- Given task
Retype every entry word for word.
===
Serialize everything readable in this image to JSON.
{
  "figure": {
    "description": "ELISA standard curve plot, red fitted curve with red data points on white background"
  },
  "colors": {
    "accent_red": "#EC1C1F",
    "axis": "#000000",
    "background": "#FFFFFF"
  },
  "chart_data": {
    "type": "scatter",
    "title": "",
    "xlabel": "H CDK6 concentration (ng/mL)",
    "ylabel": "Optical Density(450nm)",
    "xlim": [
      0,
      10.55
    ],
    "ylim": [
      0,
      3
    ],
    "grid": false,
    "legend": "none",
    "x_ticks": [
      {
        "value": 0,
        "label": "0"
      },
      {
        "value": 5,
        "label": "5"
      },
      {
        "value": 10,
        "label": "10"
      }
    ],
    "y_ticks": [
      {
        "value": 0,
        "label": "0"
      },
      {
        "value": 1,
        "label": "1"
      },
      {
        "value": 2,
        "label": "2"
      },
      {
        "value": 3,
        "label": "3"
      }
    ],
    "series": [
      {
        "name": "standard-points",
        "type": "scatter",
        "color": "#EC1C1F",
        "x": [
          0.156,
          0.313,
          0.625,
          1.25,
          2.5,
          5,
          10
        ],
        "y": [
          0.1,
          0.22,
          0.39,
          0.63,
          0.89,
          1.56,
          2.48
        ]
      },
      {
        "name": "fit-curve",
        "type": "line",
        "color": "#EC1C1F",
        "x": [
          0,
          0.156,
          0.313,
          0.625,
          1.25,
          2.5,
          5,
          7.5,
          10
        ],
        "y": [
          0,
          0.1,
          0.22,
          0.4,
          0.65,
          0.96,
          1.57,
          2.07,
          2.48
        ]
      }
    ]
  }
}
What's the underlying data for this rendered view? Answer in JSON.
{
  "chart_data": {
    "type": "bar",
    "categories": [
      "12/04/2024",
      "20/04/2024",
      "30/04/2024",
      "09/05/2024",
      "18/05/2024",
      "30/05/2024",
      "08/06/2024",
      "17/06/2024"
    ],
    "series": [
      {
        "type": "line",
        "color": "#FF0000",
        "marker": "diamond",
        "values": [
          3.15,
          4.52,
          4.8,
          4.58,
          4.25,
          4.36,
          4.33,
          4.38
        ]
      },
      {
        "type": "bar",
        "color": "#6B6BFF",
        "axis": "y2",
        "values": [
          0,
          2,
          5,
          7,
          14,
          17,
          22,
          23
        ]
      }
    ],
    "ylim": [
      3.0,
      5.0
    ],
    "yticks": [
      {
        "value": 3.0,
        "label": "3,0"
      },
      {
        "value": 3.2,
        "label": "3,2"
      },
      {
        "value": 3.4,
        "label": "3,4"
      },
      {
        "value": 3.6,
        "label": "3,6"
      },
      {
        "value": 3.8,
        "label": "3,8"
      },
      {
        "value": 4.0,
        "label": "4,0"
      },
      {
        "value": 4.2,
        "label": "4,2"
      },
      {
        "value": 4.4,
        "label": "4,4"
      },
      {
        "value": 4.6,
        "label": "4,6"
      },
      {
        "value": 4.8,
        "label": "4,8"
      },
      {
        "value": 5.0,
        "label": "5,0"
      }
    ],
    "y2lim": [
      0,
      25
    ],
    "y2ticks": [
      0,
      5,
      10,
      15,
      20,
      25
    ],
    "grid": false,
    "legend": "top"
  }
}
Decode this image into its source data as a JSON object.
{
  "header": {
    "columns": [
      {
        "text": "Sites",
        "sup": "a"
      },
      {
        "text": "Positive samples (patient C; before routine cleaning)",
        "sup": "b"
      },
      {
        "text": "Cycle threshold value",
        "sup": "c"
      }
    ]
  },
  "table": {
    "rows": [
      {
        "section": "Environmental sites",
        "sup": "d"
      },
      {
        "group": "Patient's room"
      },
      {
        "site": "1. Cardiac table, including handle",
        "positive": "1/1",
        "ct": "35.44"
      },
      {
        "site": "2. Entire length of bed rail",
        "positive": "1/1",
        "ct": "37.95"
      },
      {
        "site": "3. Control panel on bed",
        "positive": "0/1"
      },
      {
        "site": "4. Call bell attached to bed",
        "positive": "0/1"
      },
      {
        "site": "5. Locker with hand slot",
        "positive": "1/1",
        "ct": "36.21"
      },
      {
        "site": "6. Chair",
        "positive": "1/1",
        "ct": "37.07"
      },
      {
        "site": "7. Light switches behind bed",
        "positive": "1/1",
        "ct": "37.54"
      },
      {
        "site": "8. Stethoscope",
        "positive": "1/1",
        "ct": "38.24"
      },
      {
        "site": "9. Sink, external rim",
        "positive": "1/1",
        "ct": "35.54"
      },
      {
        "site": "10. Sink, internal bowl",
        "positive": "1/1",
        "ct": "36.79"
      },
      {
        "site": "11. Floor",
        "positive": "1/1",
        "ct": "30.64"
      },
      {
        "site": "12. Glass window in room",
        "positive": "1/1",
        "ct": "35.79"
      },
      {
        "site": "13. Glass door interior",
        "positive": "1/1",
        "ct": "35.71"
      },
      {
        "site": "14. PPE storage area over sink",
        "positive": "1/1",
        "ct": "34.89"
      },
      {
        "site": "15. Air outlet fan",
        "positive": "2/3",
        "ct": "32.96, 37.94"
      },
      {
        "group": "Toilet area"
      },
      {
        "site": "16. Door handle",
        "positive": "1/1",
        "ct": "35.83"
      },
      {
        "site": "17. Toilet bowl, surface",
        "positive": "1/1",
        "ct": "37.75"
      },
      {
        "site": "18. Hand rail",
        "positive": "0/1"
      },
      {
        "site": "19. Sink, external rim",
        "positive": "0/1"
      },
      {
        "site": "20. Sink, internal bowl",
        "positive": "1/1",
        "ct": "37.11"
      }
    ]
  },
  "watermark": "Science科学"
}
===
- Written reply
Serialize everything readable in this image to JSON.
{
  "figure": {
    "description": "ELISA standard curve plot, red fitted curve with red data points on white background"
  },
  "colors": {
    "accent_red": "#EC1C1F",
    "axis": "#000000",
    "background": "#FFFFFF"
  },
  "chart_data": {
    "type": "scatter",
    "title": "",
    "xlabel": "H CDK6 concentration (ng/mL)",
    "ylabel": "Optical Density(450nm)",
    "xlim": [
      0,
      10.55
    ],
    "ylim": [
      0,
      3
    ],
    "grid": false,
    "legend": "none",
    "x_ticks": [
      {
        "value": 0,
        "label": "0"
      },
      {
        "value": 5,
        "label": "5"
      },
      {
        "value": 10,
        "label": "10"
      }
    ],
    "y_ticks": [
      {
        "value": 0,
        "label": "0"
      },
      {
        "value": 1,
        "label": "1"
      },
      {
        "value": 2,
        "label": "2"
      },
      {
        "value": 3,
        "label": "3"
      }
    ],
    "series": [
      {
        "name": "standard-points",
        "type": "scatter",
        "color": "#EC1C1F",
        "x": [
          0.156,
          0.313,
          0.625,
          1.25,
          2.5,
          5,
          10
        ],
        "y": [
          0.1,
          0.22,
          0.39,
          0.63,
          0.89,
          1.56,
          2.48
        ]
      },
      {
        "name": "fit-curve",
        "type": "line",
        "color": "#EC1C1F",
        "x": [
          0,
          0.156,
          0.313,
          0.625,
          1.25,
          2.5,
          5,
          7.5,
          10
        ],
        "y": [
          0,
          0.1,
          0.22,
          0.4,
          0.65,
          0.96,
          1.57,
          2.07,
          2.48
        ]
      }
    ]
  }
}
What's the underlying data for this rendered view? Answer in JSON.
{
  "chart_data": {
    "type": "bar",
    "categories": [
      "12/04/2024",
      "20/04/2024",
      "30/04/2024",
      "09/05/2024",
      "18/05/2024",
      "30/05/2024",
      "08/06/2024",
      "17/06/2024"
    ],
    "series": [
      {
        "type": "line",
        "color": "#FF0000",
        "marker": "diamond",
        "values": [
          3.15,
          4.52,
          4.8,
          4.58,
          4.25,
          4.36,
          4.33,
          4.38
        ]
      },
      {
        "type": "bar",
        "color": "#6B6BFF",
        "axis": "y2",
        "values": [
          0,
          2,
          5,
          7,
          14,
          17,
          22,
          23
        ]
      }
    ],
    "ylim": [
      3.0,
      5.0
    ],
    "yticks": [
      {
        "value": 3.0,
        "label": "3,0"
      },
      {
        "value": 3.2,
        "label": "3,2"
      },
      {
        "value": 3.4,
        "label": "3,4"
      },
      {
        "value": 3.6,
        "label": "3,6"
      },
      {
        "value": 3.8,
        "label": "3,8"
      },
      {
        "value": 4.0,
        "label": "4,0"
      },
      {
        "value": 4.2,
        "label": "4,2"
      },
      {
        "value": 4.4,
        "label": "4,4"
      },
      {
        "value": 4.6,
        "label": "4,6"
      },
      {
        "value": 4.8,
        "label": "4,8"
      },
      {
        "value": 5.0,
        "label": "5,0"
      }
    ],
    "y2lim": [
      0,
      25
    ],
    "y2ticks": [
      0,
      5,
      10,
      15,
      20,
      25
    ],
    "grid": false,
    "legend": "top"
  }
}
Decode this image into its source data as a JSON object.
{
  "header": {
    "columns": [
      {
        "text": "Sites",
        "sup": "a"
      },
      {
        "text": "Positive samples (patient C; before routine cleaning)",
        "sup": "b"
      },
      {
        "text": "Cycle threshold value",
        "sup": "c"
      }
    ]
  },
  "table": {
    "rows": [
      {
        "section": "Environmental sites",
        "sup": "d"
      },
      {
        "group": "Patient's room"
      },
      {
        "site": "1. Cardiac table, including handle",
        "positive": "1/1",
        "ct": "35.44"
      },
      {
        "site": "2. Entire length of bed rail",
        "positive": "1/1",
        "ct": "37.95"
      },
      {
        "site": "3. Control panel on bed",
        "positive": "0/1"
      },
      {
        "site": "4. Call bell attached to bed",
        "positive": "0/1"
      },
      {
        "site": "5. Locker with hand slot",
        "positive": "1/1",
        "ct": "36.21"
      },
      {
        "site": "6. Chair",
        "positive": "1/1",
        "ct": "37.07"
      },
      {
        "site": "7. Light switches behind bed",
        "positive": "1/1",
        "ct": "37.54"
      },
      {
        "site": "8. Stethoscope",
        "positive": "1/1",
        "ct": "38.24"
      },
      {
        "site": "9. Sink, external rim",
        "positive": "1/1",
        "ct": "35.54"
      },
      {
        "site": "10. Sink, internal bowl",
        "positive": "1/1",
        "ct": "36.79"
      },
      {
        "site": "11. Floor",
        "positive": "1/1",
        "ct": "30.64"
      },
      {
        "site": "12. Glass window in room",
        "positive": "1/1",
        "ct": "35.79"
      },
      {
        "site": "13. Glass door interior",
        "positive": "1/1",
        "ct": "35.71"
      },
      {
        "site": "14. PPE storage area over sink",
        "positive": "1/1",
        "ct": "34.89"
      },
      {
        "site": "15. Air outlet fan",
        "positive": "2/3",
        "ct": "32.96, 37.94"
      },
      {
        "group": "Toilet area"
      },
      {
        "site": "16. Door handle",
        "positive": "1/1",
        "ct": "35.83"
      },
      {
        "site": "17. Toilet bowl, surface",
        "positive": "1/1",
        "ct": "37.75"
      },
      {
        "site": "18. Hand rail",
        "positive": "0/1"
      },
      {
        "site": "19. Sink, external rim",
        "positive": "0/1"
      },
      {
        "site": "20. Sink, internal bowl",
        "positive": "1/1",
        "ct": "37.11"
      }
    ]
  },
  "watermark": "Science科学"
}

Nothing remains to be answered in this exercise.